### [YOUR GOAL]
From the line with "Give me a plain-text" down to the final line of the material below, quote every line exactly and leave out all lines before it.

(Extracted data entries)
——
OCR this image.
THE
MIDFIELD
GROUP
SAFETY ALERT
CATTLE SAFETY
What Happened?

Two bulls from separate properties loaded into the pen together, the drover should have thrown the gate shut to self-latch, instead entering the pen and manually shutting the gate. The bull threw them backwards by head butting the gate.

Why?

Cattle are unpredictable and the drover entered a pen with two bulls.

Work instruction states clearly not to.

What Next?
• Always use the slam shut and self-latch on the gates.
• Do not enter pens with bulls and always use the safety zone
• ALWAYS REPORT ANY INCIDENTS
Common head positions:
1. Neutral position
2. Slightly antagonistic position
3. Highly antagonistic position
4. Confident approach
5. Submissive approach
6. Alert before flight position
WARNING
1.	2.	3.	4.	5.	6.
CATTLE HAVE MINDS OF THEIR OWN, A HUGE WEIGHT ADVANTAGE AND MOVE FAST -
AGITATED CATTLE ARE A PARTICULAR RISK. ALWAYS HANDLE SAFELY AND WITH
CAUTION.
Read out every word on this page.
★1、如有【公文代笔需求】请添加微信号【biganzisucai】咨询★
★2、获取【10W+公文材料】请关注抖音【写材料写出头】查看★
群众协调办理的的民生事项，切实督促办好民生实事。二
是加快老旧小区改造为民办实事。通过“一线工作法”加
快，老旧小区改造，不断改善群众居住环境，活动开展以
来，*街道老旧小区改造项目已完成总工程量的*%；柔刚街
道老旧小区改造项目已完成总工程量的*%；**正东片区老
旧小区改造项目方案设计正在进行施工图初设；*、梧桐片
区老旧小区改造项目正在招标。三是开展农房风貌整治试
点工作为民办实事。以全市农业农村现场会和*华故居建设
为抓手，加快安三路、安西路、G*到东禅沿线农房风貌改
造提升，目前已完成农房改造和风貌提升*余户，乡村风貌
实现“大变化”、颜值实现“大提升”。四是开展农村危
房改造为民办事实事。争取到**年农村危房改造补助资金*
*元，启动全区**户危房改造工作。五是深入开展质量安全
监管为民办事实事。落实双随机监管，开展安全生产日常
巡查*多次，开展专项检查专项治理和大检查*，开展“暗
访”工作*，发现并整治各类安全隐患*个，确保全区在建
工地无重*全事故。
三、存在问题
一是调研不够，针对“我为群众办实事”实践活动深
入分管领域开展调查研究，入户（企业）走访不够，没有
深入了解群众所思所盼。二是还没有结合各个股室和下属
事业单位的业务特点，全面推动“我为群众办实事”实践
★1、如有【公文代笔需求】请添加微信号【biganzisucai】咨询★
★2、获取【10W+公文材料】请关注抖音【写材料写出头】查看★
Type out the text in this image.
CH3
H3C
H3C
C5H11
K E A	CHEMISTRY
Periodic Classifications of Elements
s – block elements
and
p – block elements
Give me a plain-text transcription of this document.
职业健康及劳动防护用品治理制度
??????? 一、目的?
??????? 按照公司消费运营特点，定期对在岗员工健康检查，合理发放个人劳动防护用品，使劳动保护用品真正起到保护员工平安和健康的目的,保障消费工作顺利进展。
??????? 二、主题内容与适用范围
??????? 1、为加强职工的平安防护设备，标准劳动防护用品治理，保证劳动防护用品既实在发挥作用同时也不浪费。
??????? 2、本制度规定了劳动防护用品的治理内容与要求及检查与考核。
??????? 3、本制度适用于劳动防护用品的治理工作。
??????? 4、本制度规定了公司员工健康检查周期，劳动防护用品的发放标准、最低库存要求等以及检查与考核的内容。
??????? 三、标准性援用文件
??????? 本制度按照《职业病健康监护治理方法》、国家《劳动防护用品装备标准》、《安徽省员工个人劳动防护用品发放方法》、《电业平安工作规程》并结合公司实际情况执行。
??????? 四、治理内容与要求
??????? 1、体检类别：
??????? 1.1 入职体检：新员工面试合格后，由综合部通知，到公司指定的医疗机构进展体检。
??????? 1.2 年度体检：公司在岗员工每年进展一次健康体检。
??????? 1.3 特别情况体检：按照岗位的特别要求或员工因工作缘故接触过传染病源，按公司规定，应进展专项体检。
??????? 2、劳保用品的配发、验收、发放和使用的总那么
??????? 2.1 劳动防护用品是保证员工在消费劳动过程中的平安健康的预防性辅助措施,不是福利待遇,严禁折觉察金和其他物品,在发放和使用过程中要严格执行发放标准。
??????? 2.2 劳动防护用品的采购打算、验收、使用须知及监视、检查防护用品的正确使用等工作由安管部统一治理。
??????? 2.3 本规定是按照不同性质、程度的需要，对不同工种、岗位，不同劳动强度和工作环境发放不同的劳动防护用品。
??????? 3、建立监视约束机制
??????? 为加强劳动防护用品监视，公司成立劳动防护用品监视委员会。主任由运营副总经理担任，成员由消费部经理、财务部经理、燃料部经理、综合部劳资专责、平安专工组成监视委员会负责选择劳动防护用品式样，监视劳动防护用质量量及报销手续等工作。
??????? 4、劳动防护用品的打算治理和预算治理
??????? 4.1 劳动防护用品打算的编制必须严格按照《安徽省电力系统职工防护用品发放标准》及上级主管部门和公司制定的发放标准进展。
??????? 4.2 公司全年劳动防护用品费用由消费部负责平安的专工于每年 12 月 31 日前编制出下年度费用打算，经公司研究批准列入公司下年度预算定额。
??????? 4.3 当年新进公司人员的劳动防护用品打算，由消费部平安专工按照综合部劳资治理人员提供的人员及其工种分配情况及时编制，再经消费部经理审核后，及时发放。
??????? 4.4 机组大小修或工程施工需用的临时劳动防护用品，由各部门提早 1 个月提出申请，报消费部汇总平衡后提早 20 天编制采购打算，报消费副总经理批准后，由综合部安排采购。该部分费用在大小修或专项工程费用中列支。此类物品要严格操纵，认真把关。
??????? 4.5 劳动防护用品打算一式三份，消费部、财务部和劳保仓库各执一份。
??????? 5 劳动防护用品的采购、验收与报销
——
### [ANSWER TO THIS PROBLEM]
Give me a plain-text transcription of this document.
职业健康及劳动防护用品治理制度
??????? 一、目的?
??????? 按照公司消费运营特点，定期对在岗员工健康检查，合理发放个人劳动防护用品，使劳动保护用品真正起到保护员工平安和健康的目的,保障消费工作顺利进展。
??????? 二、主题内容与适用范围
??????? 1、为加强职工的平安防护设备，标准劳动防护用品治理，保证劳动防护用品既实在发挥作用同时也不浪费。
??????? 2、本制度规定了劳动防护用品的治理内容与要求及检查与考核。
??????? 3、本制度适用于劳动防护用品的治理工作。
??????? 4、本制度规定了公司员工健康检查周期，劳动防护用品的发放标准、最低库存要求等以及检查与考核的内容。
??????? 三、标准性援用文件
??????? 本制度按照《职业病健康监护治理方法》、国家《劳动防护用品装备标准》、《安徽省员工个人劳动防护用品发放方法》、《电业平安工作规程》并结合公司实际情况执行。
??????? 四、治理内容与要求
??????? 1、体检类别：
??????? 1.1 入职体检：新员工面试合格后，由综合部通知，到公司指定的医疗机构进展体检。
??????? 1.2 年度体检：公司在岗员工每年进展一次健康体检。
??????? 1.3 特别情况体检：按照岗位的特别要求或员工因工作缘故接触过传染病源，按公司规定，应进展专项体检。
??????? 2、劳保用品的配发、验收、发放和使用的总那么
??????? 2.1 劳动防护用品是保证员工在消费劳动过程中的平安健康的预防性辅助措施,不是福利待遇,严禁折觉察金和其他物品,在发放和使用过程中要严格执行发放标准。
??????? 2.2 劳动防护用品的采购打算、验收、使用须知及监视、检查防护用品的正确使用等工作由安管部统一治理。
??????? 2.3 本规定是按照不同性质、程度的需要，对不同工种、岗位，不同劳动强度和工作环境发放不同的劳动防护用品。
??????? 3、建立监视约束机制
??????? 为加强劳动防护用品监视，公司成立劳动防护用品监视委员会。主任由运营副总经理担任，成员由消费部经理、财务部经理、燃料部经理、综合部劳资专责、平安专工组成监视委员会负责选择劳动防护用品式样，监视劳动防护用质量量及报销手续等工作。
??????? 4、劳动防护用品的打算治理和预算治理
??????? 4.1 劳动防护用品打算的编制必须严格按照《安徽省电力系统职工防护用品发放标准》及上级主管部门和公司制定的发放标准进展。
??????? 4.2 公司全年劳动防护用品费用由消费部负责平安的专工于每年 12 月 31 日前编制出下年度费用打算，经公司研究批准列入公司下年度预算定额。
??????? 4.3 当年新进公司人员的劳动防护用品打算，由消费部平安专工按照综合部劳资治理人员提供的人员及其工种分配情况及时编制，再经消费部经理审核后，及时发放。
??????? 4.4 机组大小修或工程施工需用的临时劳动防护用品，由各部门提早 1 个月提出申请，报消费部汇总平衡后提早 20 天编制采购打算，报消费副总经理批准后，由综合部安排采购。该部分费用在大小修或专项工程费用中列支。此类物品要严格操纵，认真把关。
??????? 4.5 劳动防护用品打算一式三份，消费部、财务部和劳保仓库各执一份。
??????? 5 劳动防护用品的采购、验收与报销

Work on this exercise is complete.